# TASK TO CARRY OUT
Rewrite the data from its start through the line containing "bar-2029-7 [497, 389, 510, 394]", replacing "Itemize" with "List" and keeping everything else unchanged. Give only those lines.
----- SOURCE DATA
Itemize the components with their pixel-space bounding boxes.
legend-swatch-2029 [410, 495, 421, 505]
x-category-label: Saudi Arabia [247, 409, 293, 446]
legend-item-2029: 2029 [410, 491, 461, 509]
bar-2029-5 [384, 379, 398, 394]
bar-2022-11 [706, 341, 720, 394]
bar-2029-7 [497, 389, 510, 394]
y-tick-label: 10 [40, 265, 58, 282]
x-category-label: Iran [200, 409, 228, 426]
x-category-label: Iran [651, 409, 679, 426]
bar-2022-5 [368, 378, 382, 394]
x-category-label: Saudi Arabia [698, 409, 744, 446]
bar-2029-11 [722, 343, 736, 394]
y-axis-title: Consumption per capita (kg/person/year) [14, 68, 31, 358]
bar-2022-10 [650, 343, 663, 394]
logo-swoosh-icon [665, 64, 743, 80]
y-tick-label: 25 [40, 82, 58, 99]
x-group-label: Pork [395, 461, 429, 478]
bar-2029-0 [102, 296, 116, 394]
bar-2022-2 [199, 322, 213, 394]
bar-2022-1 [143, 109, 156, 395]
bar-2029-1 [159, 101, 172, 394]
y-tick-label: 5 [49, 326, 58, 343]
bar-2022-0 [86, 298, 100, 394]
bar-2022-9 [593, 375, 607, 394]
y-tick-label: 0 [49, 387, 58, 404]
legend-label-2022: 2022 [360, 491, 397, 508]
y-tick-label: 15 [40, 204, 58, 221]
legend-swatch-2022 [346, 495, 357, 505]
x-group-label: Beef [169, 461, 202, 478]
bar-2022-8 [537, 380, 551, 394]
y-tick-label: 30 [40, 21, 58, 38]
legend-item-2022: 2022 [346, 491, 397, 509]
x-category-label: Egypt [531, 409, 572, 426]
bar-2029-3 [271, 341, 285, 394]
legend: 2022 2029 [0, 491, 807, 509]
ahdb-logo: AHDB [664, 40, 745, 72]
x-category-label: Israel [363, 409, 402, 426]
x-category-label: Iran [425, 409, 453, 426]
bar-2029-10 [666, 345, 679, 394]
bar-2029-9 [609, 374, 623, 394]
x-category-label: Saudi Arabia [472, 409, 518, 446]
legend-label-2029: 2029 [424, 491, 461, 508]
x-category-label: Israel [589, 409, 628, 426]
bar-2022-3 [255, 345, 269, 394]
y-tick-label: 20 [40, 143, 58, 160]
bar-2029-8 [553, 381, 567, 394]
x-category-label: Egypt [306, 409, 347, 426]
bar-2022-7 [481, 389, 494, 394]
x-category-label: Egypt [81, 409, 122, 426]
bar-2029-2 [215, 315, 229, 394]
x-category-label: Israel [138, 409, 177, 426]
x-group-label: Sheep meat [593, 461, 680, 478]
----------
# OUTPUT FOR THIS EXERCISE
List the components with their pixel-space bounding boxes.
legend-swatch-2029 [410, 495, 421, 505]
x-category-label: Saudi Arabia [247, 409, 293, 446]
legend-item-2029: 2029 [410, 491, 461, 509]
bar-2029-5 [384, 379, 398, 394]
bar-2022-11 [706, 341, 720, 394]
bar-2029-7 [497, 389, 510, 394]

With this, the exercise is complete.